** begin GIVEN TEXT **

# Friday Amateur night part 1



## Buckeye_Nut (Mar 2, 2011)

Ok...I'm a noob amateur hack compared to most of you guys and  I'm looking to grill something new on Friday.  I've done a lot of grilling over the years: all basic items......basic steak cuts, fish fillets, pork chops, chicken breasts, burgers, dogs....etc, etc, etc.. I've never strayed from that world. I'll be using a Weber Spirit and I don't have a smoker or a huge ingredient collection for detailed recipes.  Any spiced rubs, marinades, BBQ sauces....come off the store shelf depending on the _"meat of the day"_ sitting in the basket.  LOL  

BBQ is OK...or not BBQ is OK too...I'm leaning a little towards BBQ for beef or pork.  I went to my local grocery store tonight looking for something different and I drew a blank.  I was actually thinking about doing a pork tenderloin,(I think that would be pretty simple) but the cuts at the store were wimpy so I didn't buy anything.

Tomorrow I'm going to Costco because they tend to have a better meat selection.  Hmmmmmmm???  What would be a _'fun first'_ on the grill?  Maybe a beef brisket?  Can I do that justice on the grill?  Corned beef?  Something BBQ??  Pork butts/bellies/or loins?  Heck...I don't know much of anything about various meat cuts, but I do know 1 thing!!......something new is gonna' sizzle on friday.  What??....not sure yet!!?

Discuss....fun grill suggestions to test me??

anyone??


----------



## ScottyDaQ (Mar 3, 2011)

I wouldn't try a brisket on a grill. ...unless it's ground up and made into burgers.
How bout a deboned and butterflied leg of lamb?


----------



## Nick Prochilo (Mar 3, 2011)

Get the pork tenderloin. Cut it into medallions and wrap each medallion with bacon. Shove a toothpick to hold the bacon on and give it a dusting of your favorite rub. Grill them up on medium - high heat direct. Keep an eye on them, pork is done at 148*. Ya can't lose with pork on pork!


----------



## bigwheel (Mar 3, 2011)

Hey Nut. One of my favorite grilling items is a marinated all meat shiskabob called Spiedies. They are supposed to be of Eyetalian origins (which means it was most likely a version of sufflaki swiped from the Greeks) then it got filtered through yankees in upstate Noo Yawk and spread to civilization from there. They are real tasty. The best recipe I have stumbled over so far can be found at the link below. Bunch of other good recipes and funny stuff on there too. 

http://www.jodysgarage.com/rcp7.htm


----------



## bbquzz (Mar 3, 2011)

** end GIVEN TEXT **

*COMPLETE THE FOLLOWING*.
1 > In the grilling forum thread, which grill does Buckeye_Nut say he will be using?
2 > Render this sentence from the grilling forum thread in Spanish: "Tomorrow I'm going to Costco because they tend to have a better meat selection."
3 > Carry on the grilling forum thread from the point at which it stops.
The entries that follow have no connection to the grilling forum thread.

** begin DATASET CONTENT **

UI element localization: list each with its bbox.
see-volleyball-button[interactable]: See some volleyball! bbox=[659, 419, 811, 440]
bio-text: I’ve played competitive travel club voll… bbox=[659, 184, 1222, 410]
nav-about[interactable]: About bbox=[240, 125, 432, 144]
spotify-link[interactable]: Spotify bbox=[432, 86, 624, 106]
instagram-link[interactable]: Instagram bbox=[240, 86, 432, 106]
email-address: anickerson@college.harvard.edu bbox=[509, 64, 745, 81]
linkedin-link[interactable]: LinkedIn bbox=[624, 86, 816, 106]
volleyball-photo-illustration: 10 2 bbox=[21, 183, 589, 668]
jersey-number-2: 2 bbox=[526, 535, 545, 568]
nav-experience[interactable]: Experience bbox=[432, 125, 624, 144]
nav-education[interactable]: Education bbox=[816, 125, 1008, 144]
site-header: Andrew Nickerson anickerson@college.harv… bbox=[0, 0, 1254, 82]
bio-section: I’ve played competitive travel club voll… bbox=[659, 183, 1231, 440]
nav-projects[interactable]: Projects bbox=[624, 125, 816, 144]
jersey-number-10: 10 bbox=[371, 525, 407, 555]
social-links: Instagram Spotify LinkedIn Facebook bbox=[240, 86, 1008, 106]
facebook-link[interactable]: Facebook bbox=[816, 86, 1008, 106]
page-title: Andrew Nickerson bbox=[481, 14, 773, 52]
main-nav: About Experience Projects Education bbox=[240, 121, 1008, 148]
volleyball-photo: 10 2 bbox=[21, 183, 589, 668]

** end DATASET CONTENT **

*THE ANSWERS*.
1 > A Weber Spirit.

2 > Mañana voy a ir a Costco porque suelen tener una mejor selección de carne.

3 >
bigwheel said:
			
		

> Hey Nut. One of my favorite grilling items is a marinated all meat shiskabob called Spiedies. They are supposed to be of Eyetalian origins (which means it was most likely a version of sufflaki swiped from the Greeks) then it got filtered through yankees in upstate Noo Yawk and spread to civilization from there. They are real tasty. The best recipe I have stumbled over so far can be found at the link below. Bunch of other good recipes and funny stuff on there too.
> 
> http://www.jodysgarage.com/rcp7.htm


Put this recipe in my recipe box, sounds great, but looking for a picture to add, I Googled  "Spiedie Picture" and a big old picture of JB's mug came up, what's with that? Don't know if Buckeye Nut will pick this one, but this Buckeye is doing it Saturday.


----------



## Smokey Lew (Mar 3, 2011)

I vote for bigwheel on the Spiedies. Going to try that one myself.


----------



## LarryWolfe (Mar 3, 2011)

ScottyDaQ said:
			
		

> *I wouldn't try a brisket on a grill.* ...unless it's ground up and made into burgers.
> How bout a deboned and butterflied leg of lamb?



Ummm.......*why not?? *


----------



## Buckeye_Nut (Mar 3, 2011)

Thanks everyone for all the great ideas.  I'm very excited to learn and try new things thanks to all the input. I like your ideas......the lamb thing also jumped out at me because I've never grilled lamb before.  In fact....I don't think I've ever cooked it before!!!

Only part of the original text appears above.